(Instructions for the task)
Scan the data beneath this task and copy each line that includes "name".

(Extracted records)
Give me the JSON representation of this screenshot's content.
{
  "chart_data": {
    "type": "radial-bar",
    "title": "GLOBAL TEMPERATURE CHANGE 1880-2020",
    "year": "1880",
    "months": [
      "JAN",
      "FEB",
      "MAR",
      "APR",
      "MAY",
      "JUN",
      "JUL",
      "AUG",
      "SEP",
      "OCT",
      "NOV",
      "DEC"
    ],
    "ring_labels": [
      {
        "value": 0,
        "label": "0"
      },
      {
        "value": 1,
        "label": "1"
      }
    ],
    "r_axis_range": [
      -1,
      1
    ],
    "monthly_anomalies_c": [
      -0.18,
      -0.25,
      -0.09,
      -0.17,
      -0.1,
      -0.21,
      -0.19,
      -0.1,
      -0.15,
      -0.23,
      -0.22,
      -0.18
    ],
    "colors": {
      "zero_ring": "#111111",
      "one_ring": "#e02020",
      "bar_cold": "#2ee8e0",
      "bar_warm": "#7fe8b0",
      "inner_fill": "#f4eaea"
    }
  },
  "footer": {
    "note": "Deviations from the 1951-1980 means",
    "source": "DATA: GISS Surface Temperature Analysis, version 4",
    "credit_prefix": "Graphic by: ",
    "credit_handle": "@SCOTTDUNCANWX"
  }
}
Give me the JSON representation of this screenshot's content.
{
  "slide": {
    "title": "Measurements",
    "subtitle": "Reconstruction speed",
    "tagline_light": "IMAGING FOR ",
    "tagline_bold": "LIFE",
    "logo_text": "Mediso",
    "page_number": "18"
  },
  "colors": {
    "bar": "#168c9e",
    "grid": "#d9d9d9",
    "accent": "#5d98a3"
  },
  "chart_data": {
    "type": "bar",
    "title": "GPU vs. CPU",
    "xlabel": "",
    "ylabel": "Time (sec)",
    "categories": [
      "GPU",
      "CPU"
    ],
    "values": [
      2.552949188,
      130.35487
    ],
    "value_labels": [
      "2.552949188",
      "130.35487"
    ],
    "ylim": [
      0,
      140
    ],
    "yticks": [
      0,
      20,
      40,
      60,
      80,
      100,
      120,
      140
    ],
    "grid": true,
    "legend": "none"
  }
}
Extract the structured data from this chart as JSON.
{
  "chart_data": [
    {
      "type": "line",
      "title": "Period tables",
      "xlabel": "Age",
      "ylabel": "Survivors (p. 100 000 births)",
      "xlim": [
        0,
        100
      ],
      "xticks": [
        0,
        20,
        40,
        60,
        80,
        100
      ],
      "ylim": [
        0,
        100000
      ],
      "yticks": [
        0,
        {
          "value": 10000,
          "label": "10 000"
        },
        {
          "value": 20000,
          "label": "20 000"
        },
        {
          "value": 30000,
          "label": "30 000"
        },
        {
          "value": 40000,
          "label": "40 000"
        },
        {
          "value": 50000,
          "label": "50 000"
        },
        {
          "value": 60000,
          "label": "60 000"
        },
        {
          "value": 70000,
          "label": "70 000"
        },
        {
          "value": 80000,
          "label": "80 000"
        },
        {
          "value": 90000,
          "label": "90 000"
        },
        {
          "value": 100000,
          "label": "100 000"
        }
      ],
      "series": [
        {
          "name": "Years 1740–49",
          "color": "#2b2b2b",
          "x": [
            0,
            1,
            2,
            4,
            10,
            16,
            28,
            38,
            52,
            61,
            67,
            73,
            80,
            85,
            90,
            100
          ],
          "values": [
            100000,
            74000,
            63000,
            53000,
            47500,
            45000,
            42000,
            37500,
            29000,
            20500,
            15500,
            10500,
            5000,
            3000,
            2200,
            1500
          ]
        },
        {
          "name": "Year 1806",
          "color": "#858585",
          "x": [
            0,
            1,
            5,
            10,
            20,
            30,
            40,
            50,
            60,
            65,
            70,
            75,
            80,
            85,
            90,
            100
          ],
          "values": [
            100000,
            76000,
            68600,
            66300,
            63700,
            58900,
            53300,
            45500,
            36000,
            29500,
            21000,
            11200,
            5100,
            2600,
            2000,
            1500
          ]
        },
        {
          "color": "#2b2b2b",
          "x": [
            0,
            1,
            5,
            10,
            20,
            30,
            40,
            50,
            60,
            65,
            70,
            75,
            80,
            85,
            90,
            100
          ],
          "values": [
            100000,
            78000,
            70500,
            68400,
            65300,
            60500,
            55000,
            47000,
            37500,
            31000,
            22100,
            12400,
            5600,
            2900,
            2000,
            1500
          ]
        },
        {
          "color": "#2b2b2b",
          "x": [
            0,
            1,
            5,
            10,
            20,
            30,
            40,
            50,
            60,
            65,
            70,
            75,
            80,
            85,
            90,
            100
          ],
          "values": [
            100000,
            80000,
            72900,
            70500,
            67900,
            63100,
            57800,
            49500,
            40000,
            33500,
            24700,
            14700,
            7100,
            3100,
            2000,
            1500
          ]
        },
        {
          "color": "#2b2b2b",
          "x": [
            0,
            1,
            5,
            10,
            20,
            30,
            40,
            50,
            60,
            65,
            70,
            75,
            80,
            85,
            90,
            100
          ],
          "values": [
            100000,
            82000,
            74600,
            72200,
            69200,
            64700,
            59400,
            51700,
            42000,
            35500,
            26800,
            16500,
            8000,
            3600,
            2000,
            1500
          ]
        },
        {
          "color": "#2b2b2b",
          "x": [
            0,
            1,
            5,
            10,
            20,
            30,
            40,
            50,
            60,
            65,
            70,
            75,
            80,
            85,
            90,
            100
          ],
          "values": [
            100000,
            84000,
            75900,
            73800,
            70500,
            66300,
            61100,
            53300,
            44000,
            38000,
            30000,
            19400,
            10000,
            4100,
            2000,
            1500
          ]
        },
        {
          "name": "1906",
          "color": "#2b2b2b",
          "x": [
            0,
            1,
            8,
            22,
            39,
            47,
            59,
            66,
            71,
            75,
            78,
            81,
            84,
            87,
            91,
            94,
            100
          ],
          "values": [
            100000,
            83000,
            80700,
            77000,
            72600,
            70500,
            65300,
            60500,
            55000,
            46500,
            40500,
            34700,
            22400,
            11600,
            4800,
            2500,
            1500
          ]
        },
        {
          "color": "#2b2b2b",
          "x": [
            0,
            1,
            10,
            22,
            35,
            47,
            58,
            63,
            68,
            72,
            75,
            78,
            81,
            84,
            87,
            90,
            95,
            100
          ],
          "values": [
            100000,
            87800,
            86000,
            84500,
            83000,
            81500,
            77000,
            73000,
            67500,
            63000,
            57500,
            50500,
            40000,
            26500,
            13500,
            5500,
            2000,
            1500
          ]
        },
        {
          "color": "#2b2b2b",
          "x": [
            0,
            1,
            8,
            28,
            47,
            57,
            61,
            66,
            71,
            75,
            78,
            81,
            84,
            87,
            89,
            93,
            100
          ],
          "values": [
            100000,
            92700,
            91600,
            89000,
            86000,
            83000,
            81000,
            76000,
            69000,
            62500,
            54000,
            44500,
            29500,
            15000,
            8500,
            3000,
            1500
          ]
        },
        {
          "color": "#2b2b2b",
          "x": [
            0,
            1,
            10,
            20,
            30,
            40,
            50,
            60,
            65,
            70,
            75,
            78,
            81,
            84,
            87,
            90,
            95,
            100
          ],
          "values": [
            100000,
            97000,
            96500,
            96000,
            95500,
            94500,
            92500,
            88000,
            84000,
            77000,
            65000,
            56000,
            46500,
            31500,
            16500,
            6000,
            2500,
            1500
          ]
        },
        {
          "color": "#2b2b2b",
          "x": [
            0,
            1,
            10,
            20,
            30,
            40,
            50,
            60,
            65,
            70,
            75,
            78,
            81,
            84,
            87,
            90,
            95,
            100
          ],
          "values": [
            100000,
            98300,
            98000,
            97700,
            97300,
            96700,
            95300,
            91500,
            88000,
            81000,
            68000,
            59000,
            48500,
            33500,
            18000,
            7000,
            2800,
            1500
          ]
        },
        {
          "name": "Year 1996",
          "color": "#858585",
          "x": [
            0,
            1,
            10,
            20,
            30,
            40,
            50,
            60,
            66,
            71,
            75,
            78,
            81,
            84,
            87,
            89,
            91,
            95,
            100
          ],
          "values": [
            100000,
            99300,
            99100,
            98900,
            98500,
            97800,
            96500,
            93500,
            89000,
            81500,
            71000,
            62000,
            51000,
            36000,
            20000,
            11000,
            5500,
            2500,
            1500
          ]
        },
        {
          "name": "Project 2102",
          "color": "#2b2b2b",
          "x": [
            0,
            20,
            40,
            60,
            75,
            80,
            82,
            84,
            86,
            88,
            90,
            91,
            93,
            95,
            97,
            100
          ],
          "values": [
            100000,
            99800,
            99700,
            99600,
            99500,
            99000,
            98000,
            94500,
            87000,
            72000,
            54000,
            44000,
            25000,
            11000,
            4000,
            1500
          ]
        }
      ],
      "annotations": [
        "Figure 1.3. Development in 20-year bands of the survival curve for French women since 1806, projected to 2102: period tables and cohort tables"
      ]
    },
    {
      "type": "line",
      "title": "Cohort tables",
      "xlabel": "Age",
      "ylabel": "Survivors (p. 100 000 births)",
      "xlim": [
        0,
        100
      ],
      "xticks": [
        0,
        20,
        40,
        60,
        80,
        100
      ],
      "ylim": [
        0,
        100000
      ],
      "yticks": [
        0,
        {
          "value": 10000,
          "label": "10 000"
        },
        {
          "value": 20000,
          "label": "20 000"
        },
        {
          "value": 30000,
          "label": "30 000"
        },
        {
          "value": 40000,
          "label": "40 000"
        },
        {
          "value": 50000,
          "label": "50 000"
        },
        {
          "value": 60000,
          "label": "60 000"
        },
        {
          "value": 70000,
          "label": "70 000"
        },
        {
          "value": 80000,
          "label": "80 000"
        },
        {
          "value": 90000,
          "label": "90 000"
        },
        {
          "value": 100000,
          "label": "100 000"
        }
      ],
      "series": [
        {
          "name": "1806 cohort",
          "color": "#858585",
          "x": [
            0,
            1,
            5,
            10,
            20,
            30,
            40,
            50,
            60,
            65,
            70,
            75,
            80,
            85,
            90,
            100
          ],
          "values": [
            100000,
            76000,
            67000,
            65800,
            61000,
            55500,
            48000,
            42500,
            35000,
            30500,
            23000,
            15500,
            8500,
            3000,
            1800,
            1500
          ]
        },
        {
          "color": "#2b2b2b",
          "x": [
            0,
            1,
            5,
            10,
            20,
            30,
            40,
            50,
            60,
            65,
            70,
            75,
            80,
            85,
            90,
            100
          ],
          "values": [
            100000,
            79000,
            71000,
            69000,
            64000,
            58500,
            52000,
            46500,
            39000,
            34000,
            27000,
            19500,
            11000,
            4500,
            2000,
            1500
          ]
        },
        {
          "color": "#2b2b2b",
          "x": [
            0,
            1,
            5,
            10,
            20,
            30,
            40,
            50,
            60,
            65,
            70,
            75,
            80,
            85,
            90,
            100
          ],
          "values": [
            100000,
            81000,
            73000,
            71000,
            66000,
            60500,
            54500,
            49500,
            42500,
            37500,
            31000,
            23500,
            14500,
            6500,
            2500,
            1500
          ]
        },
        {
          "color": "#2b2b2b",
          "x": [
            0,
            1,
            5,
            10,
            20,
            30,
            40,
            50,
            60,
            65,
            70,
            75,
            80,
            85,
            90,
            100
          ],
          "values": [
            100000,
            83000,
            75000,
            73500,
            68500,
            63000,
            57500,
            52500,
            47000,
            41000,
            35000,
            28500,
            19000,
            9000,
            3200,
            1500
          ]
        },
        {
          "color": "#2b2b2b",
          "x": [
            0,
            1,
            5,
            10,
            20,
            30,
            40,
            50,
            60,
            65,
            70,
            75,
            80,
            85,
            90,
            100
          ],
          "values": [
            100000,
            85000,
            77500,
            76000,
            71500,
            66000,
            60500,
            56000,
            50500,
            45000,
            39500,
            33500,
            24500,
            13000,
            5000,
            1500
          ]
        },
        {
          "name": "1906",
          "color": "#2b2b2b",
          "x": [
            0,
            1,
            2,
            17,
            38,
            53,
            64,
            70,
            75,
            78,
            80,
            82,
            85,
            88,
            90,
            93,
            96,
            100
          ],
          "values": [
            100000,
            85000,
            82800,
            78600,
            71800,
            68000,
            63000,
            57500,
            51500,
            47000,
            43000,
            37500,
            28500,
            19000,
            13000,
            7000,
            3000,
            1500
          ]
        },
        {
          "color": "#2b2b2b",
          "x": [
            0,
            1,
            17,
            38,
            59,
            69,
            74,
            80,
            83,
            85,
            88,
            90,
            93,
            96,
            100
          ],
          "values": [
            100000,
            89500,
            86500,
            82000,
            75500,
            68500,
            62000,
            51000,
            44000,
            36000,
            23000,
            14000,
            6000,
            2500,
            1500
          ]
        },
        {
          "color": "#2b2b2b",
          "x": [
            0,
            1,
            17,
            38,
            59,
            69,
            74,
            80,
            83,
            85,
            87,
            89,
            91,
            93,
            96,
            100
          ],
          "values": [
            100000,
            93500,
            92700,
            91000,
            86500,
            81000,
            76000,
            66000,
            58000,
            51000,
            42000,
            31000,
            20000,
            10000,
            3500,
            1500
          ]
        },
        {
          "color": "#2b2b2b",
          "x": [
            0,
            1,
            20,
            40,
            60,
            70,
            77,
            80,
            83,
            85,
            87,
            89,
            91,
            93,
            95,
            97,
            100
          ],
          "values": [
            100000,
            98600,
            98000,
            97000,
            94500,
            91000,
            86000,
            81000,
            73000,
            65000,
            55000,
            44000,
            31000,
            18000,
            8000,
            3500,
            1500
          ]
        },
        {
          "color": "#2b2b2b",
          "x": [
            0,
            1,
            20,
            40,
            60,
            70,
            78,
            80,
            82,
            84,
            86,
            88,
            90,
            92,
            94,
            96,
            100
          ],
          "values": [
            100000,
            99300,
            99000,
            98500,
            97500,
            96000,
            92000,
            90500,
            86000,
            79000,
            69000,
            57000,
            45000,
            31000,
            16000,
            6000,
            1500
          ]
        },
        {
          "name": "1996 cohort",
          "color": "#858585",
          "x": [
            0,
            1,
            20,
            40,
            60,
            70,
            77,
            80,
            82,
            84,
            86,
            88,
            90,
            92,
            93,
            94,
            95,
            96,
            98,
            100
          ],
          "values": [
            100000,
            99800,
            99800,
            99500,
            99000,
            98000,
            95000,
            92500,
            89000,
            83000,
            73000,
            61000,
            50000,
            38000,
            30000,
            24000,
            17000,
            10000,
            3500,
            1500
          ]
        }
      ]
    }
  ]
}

(Result of the exercise)
          "name": "Years 1740–49",
          "name": "Year 1806",
          "name": "1906",
          "name": "Year 1996",
          "name": "Project 2102",
          "name": "1806 cohort",
          "name": "1906",
          "name": "1996 cohort",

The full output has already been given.